Items:
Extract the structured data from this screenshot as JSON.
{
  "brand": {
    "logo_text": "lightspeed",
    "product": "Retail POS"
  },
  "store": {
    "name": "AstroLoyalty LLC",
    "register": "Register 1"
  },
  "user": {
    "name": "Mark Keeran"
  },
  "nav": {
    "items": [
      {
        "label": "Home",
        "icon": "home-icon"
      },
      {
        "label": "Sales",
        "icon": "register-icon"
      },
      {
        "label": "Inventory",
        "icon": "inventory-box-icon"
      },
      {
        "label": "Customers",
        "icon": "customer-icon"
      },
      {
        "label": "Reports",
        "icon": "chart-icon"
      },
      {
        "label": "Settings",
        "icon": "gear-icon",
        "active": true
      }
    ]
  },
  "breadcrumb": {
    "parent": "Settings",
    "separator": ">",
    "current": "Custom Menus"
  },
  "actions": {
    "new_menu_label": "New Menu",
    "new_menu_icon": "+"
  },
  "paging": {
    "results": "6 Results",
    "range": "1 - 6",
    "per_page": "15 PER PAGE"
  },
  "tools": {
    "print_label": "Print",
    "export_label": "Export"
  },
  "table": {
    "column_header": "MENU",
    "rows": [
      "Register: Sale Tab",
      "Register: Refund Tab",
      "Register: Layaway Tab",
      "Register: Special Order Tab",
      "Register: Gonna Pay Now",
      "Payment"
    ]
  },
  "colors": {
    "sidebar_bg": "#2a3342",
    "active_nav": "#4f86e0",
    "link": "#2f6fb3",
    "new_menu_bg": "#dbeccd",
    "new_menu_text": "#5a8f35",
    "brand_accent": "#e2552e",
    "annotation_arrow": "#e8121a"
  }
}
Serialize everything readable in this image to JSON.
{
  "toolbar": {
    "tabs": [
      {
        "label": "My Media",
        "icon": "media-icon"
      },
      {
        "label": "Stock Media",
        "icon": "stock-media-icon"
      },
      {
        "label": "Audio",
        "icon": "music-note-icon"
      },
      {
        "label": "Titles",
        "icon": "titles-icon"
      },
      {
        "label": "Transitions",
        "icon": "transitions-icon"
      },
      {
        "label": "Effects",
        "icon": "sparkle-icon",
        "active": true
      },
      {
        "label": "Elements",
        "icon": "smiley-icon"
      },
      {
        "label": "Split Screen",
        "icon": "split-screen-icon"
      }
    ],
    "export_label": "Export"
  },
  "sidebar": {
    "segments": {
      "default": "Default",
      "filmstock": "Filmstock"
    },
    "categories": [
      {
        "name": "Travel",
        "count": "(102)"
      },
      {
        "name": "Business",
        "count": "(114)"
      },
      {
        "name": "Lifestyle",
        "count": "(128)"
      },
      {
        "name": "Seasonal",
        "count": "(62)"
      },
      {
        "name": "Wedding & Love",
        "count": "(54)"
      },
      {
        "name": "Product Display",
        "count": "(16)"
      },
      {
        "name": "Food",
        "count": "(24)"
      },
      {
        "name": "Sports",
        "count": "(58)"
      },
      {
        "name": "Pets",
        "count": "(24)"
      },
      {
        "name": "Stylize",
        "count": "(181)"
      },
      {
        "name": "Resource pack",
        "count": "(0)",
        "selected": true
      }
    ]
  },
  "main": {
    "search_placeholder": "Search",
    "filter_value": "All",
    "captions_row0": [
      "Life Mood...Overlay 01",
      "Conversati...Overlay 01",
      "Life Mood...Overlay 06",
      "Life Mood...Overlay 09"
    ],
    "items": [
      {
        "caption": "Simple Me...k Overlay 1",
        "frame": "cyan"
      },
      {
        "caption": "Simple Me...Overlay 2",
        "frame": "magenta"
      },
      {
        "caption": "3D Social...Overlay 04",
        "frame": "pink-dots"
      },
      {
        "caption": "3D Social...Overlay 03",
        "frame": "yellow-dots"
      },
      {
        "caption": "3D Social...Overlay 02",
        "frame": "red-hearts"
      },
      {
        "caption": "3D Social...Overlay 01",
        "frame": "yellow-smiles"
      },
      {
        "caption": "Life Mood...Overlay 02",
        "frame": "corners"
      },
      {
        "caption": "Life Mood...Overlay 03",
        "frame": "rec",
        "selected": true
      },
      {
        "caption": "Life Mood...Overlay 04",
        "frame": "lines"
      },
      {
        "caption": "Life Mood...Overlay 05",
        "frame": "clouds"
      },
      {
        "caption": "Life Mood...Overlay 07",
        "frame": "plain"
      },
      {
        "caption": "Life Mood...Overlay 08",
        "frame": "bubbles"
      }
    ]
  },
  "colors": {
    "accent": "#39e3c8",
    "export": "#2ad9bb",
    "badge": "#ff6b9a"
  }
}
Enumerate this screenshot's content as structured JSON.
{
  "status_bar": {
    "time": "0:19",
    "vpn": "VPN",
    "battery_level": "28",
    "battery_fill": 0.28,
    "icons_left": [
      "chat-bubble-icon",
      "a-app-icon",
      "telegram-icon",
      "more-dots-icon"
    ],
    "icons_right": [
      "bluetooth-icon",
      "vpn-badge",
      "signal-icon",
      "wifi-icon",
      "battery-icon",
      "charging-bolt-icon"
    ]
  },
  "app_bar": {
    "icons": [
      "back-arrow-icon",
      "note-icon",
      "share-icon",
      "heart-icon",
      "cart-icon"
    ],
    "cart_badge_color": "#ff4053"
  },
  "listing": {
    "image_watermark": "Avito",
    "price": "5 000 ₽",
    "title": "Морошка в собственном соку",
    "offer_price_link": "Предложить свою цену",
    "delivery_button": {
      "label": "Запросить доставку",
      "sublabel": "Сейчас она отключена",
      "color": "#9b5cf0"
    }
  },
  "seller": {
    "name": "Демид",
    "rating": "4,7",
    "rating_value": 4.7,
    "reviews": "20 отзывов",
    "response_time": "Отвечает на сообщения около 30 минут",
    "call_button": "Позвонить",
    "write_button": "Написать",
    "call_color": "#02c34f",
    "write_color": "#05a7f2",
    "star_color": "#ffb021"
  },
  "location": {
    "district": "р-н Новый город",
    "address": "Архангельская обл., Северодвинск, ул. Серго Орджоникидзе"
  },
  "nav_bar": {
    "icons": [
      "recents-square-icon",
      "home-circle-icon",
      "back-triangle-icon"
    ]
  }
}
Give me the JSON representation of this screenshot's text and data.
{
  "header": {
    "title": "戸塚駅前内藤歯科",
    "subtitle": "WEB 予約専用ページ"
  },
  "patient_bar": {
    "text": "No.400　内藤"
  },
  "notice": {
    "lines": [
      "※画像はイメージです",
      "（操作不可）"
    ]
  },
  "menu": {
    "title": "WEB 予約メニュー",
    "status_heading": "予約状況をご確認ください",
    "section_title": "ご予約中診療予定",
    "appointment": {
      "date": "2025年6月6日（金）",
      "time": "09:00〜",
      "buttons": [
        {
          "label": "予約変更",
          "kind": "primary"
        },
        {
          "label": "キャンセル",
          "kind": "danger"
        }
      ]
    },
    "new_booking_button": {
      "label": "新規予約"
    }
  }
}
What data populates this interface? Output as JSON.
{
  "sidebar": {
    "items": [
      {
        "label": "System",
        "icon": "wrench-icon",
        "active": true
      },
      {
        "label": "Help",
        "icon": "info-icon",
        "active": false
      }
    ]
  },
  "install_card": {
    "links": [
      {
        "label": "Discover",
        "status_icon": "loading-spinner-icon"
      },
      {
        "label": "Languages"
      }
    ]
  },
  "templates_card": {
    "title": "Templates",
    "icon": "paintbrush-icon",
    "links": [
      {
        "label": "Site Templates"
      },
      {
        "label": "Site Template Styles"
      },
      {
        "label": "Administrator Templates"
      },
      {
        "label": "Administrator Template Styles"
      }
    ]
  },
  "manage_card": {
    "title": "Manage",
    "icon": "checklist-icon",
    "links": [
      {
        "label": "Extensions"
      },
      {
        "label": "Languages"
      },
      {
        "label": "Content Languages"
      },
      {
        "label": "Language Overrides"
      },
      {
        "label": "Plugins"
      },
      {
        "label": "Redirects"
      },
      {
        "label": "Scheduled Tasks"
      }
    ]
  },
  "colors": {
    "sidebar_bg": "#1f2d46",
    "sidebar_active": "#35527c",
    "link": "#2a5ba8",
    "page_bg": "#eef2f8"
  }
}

Instruction: Using the records above, find and show each line with the string "JSON".

Exercise solution:
Extract the structured data from this screenshot as JSON.
Serialize everything readable in this image to JSON.
Enumerate this screenshot's content as structured JSON.
Give me the JSON representation of this screenshot's text and data.
What data populates this interface? Output as JSON.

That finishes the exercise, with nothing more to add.